_Text for analysis_
+++

Testing for template argument being result of takeExactly

Philippe Sigaud philippe.sigaud at gmail.com
Sun Sep 23 04:55:04 PDT 2012


On Sun, Sep 23, 2012 at 1:54 AM, Jonathan M Davis <jmdavisProg at gmx.com> wrote:
> I'm trying to test whether a template argument is the type returned by
> takeExactly, and I haven't been able to sort out the template voodoo required
> yet. It would be a lot easier if I had a variable to work with, but I just
> have the type, and the fancy is expression required to pull it off is fancy
> enough that I haven't been able to sort it out yet.

Seeing that takeExactly returns itself when its input is a
takeExactly, I used this:

import std.range;
import std.stdio;

template Hello(R)
{
    static if (is(typeof(R._input)) // Is using R._input OK?
              && is(typeof(takeExactly(typeof(R._input),0)) == R )) //
Does applying takeExactly on R gives R back?
        alias typeof(R._input) Hello; // Extract the original range type
    else
        alias void Hello;
}

void main()
{
    auto str = "hello";
    auto t = takeExactly(str, 3);

    writeln(t);
    writeln(Hello!(typeof(t)).stringof); // "string"
}

Transforming it into a predicate template is easy, I just wanted to
show that R._input is accessible.
Caution: takeExactly returns a slice when the range is slice-able. You
should test for hasSlicing on R first.

As for Voldemort (Nameless One, Dark Lord, whatever) types, I find
them more annoying than useful, personally.

+++

_Work order 1_
Retype the takeExactly post from "Testing for template" up to and including "it out yet.".
_Work order 2_
According to the takeExactly post, what does takeExactly return when the range is slice-able?

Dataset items
+++

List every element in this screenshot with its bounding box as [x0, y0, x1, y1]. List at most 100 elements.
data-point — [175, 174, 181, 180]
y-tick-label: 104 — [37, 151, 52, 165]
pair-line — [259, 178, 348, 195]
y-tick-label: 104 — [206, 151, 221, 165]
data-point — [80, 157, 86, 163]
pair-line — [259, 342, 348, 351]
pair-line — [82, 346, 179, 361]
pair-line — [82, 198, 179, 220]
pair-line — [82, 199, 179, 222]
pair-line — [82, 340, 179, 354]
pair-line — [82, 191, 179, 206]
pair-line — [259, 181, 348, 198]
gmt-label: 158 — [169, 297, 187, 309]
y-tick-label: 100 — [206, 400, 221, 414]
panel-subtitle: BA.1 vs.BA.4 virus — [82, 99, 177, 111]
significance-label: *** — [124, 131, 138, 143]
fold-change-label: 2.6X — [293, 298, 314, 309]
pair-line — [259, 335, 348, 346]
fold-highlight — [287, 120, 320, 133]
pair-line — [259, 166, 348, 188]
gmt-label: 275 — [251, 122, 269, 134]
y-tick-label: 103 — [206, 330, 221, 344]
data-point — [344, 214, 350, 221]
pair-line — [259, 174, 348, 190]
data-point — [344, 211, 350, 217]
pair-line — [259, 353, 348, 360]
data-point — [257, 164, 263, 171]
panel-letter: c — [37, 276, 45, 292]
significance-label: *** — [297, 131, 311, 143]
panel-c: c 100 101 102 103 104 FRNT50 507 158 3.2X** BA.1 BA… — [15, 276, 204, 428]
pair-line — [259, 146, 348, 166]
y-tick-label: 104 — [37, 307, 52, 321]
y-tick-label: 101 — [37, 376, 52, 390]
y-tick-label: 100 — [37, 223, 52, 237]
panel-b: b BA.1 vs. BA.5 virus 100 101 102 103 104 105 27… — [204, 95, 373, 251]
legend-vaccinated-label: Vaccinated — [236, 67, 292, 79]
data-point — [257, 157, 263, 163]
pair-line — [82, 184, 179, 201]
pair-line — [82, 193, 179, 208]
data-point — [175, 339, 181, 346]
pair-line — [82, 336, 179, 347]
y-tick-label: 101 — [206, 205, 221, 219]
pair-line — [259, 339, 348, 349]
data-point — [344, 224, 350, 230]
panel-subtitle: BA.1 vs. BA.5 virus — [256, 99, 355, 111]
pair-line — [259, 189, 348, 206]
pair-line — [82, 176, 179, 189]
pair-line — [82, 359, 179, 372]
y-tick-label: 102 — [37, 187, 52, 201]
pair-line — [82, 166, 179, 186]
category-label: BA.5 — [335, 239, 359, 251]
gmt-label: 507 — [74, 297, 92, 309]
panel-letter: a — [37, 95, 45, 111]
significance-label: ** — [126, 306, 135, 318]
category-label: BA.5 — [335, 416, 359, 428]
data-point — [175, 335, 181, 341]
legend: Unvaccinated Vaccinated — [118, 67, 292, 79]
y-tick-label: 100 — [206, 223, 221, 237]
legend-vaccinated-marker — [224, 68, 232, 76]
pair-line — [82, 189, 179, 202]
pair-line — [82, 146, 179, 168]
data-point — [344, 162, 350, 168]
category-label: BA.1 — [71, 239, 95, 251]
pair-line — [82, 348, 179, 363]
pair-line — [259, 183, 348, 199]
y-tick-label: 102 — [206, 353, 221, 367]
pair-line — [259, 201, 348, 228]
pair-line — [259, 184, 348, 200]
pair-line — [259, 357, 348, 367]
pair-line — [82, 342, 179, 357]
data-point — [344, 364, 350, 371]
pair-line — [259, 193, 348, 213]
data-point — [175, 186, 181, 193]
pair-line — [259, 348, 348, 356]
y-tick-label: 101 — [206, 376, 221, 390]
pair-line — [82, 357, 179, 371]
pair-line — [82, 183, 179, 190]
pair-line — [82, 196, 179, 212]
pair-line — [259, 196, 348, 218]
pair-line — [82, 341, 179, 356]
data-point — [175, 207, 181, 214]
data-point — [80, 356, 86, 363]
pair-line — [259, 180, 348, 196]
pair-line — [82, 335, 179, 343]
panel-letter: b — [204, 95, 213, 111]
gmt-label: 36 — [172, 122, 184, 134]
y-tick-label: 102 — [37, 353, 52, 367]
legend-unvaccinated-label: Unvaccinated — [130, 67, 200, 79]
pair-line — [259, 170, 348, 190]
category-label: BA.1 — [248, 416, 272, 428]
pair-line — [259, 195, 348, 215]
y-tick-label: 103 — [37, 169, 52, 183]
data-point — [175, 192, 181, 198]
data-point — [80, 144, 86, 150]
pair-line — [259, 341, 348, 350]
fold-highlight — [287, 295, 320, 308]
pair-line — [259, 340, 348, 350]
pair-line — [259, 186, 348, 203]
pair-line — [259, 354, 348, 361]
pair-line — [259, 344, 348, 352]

+++

_Output 1_
Testing for template argument being result of takeExactly

Philippe Sigaud philippe.sigaud at gmail.com
Sun Sep 23 04:55:04 PDT 2012


On Sun, Sep 23, 2012 at 1:54 AM, Jonathan M Davis <jmdavisProg at gmx.com> wrote:
> I'm trying to test whether a template argument is the type returned by
> takeExactly, and I haven't been able to sort out the template voodoo required
> yet. It would be a lot easier if I had a variable to work with, but I just
> have the type, and the fancy is expression required to pull it off is fancy
> enough that I haven't been able to sort it out yet.

_Output 2_
A slice.